__Task directions__.
Drop every picture and give the entries back exactly.
Start of Source records
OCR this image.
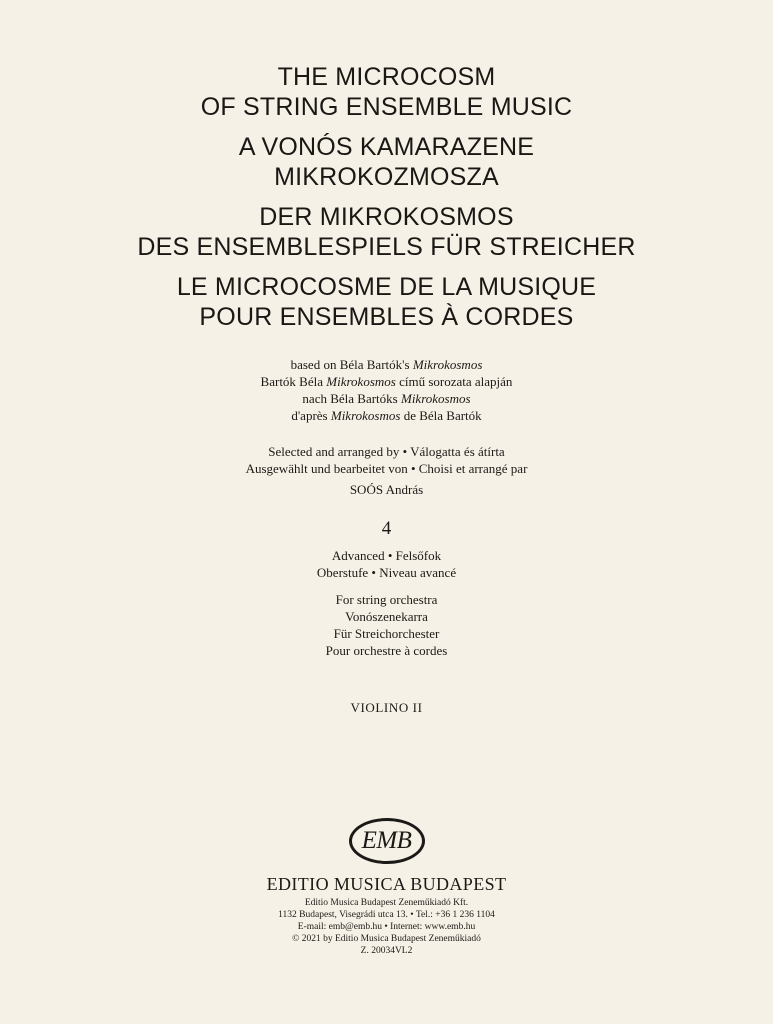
THE MICROCOSM
OF STRING ENSEMBLE MUSIC
A VONÓS KAMARAZENE
MIKROKOZMOSZA
DER MIKROKOSMOS
DES ENSEMBLESPIELS FÜR STREICHER
LE MICROCOSME DE LA MUSIQUE
POUR ENSEMBLES À CORDES
based on Béla Bartók's Mikrokosmos
Bartók Béla Mikrokosmos című sorozata alapján
nach Béla Bartóks Mikrokosmos
d'après Mikrokosmos de Béla Bartók
Selected and arranged by • Válogatta és átírta
Ausgewählt und bearbeitet von • Choisi et arrangé par
SOÓS András
4
Advanced • Felsőfok
Oberstufe • Niveau avancé
For string orchestra
Vonószenekarra
Für Streichorchester
Pour orchestre à cordes
VIOLINO II
EMB
EDITIO MUSICA BUDAPEST
Editio Musica Budapest Zeneműkiadó Kft.
1132 Budapest, Visegrádi utca 13. • Tel.: +36 1 236 1104
E-mail: emb@emb.hu • Internet: www.emb.hu
© 2021 by Editio Musica Budapest Zeneműkiadó
Z. 20034VL2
End of Source records
__Response to this exercise__.
OCR this image.
THE MICROCOSM
OF STRING ENSEMBLE MUSIC
A VONÓS KAMARAZENE
MIKROKOZMOSZA
DER MIKROKOSMOS
DES ENSEMBLESPIELS FÜR STREICHER
LE MICROCOSME DE LA MUSIQUE
POUR ENSEMBLES À CORDES
based on Béla Bartók's Mikrokosmos
Bartók Béla Mikrokosmos című sorozata alapján
nach Béla Bartóks Mikrokosmos
d'après Mikrokosmos de Béla Bartók
Selected and arranged by • Válogatta és átírta
Ausgewählt und bearbeitet von • Choisi et arrangé par
SOÓS András
4
Advanced • Felsőfok
Oberstufe • Niveau avancé
For string orchestra
Vonószenekarra
Für Streichorchester
Pour orchestre à cordes
VIOLINO II
EMB
EDITIO MUSICA BUDAPEST
Editio Musica Budapest Zeneműkiadó Kft.
1132 Budapest, Visegrádi utca 13. • Tel.: +36 1 236 1104
E-mail: emb@emb.hu • Internet: www.emb.hu
© 2021 by Editio Musica Budapest Zeneműkiadó
Z. 20034VL2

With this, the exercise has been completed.